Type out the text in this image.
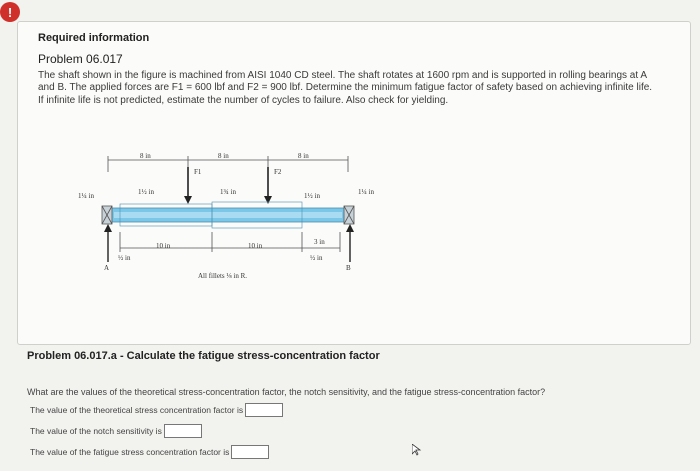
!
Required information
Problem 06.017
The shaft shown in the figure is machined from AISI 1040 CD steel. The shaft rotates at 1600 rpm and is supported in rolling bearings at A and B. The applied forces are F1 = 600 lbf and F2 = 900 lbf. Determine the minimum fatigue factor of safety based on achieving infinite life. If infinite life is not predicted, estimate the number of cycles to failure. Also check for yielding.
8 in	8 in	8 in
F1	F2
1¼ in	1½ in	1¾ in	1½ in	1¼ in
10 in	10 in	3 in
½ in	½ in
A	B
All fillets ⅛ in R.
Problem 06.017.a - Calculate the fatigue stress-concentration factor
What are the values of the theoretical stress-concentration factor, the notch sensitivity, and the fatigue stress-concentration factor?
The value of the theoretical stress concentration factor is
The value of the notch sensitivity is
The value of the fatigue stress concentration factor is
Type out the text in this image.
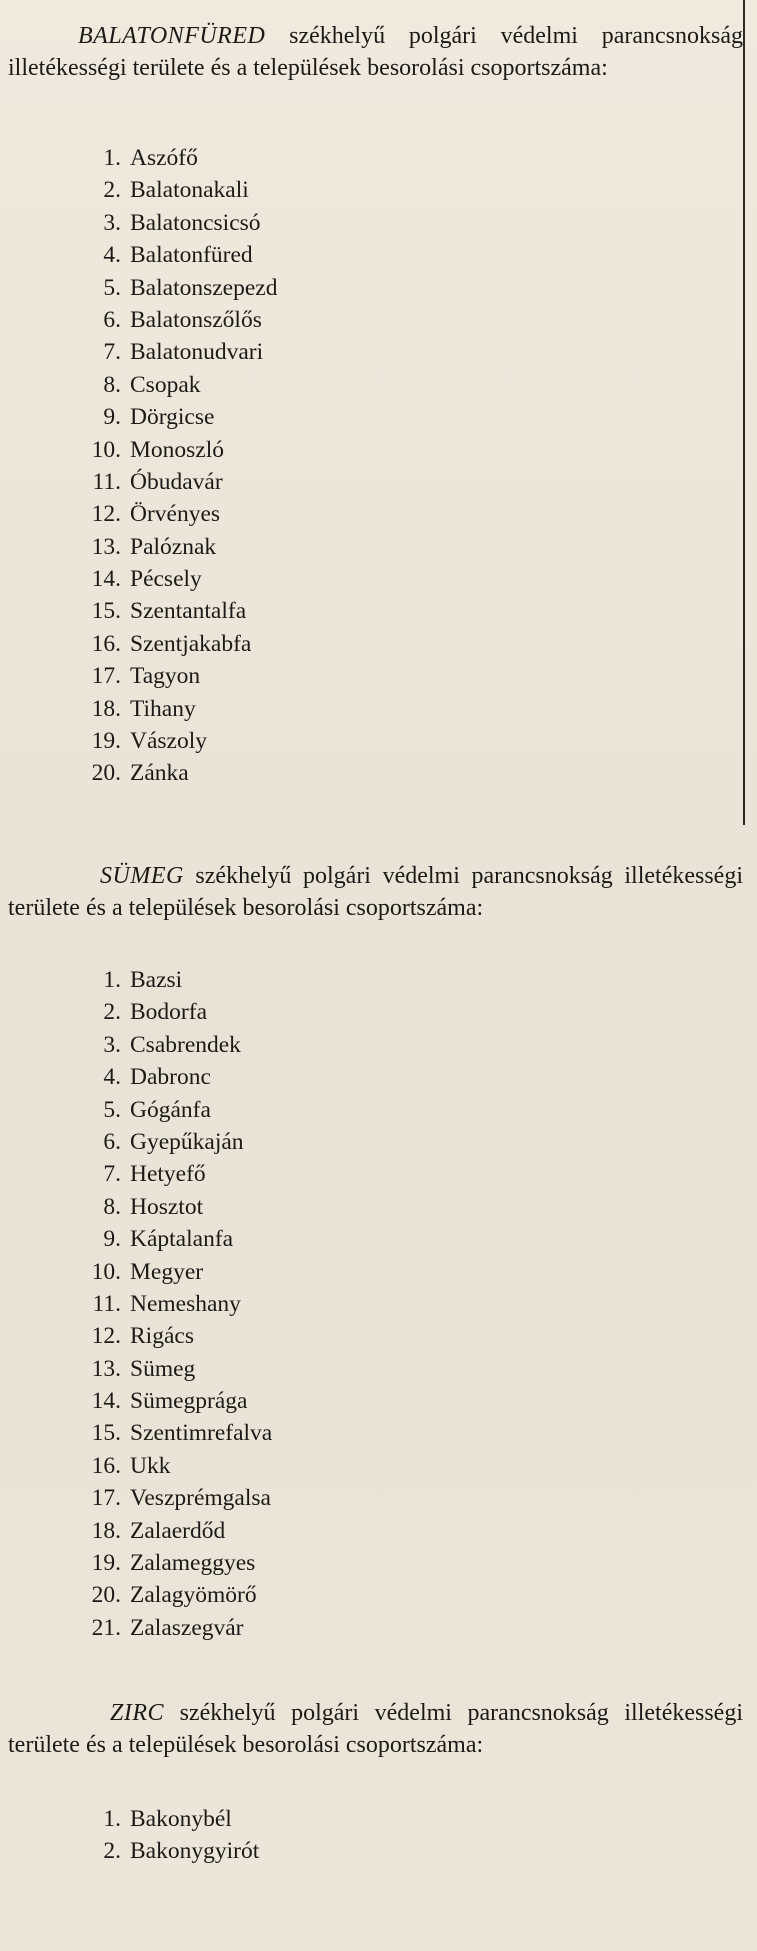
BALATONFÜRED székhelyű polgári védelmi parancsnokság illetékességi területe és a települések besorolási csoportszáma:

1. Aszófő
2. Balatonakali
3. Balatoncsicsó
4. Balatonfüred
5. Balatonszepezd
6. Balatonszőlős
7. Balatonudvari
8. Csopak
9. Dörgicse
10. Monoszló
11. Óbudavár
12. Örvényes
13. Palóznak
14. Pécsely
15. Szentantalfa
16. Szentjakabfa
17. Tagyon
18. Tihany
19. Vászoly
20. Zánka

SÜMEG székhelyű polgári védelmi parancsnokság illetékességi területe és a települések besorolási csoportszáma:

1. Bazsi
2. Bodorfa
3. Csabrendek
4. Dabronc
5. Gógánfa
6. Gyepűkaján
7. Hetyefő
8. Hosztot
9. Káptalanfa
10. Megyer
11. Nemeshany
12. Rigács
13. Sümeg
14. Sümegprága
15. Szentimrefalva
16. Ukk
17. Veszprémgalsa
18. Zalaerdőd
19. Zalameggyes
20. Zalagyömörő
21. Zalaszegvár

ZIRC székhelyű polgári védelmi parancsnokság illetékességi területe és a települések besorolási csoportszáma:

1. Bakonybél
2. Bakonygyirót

□ □ □ □

__WHAT TO PRODUCE__.
Copy every line in the records above that contains the word "sensitivity".

__FULL RESPONSE__.
What are the values of the theoretical stress-concentration factor, the notch sensitivity, and the fatigue stress-concentration factor?
The value of the notch sensitivity is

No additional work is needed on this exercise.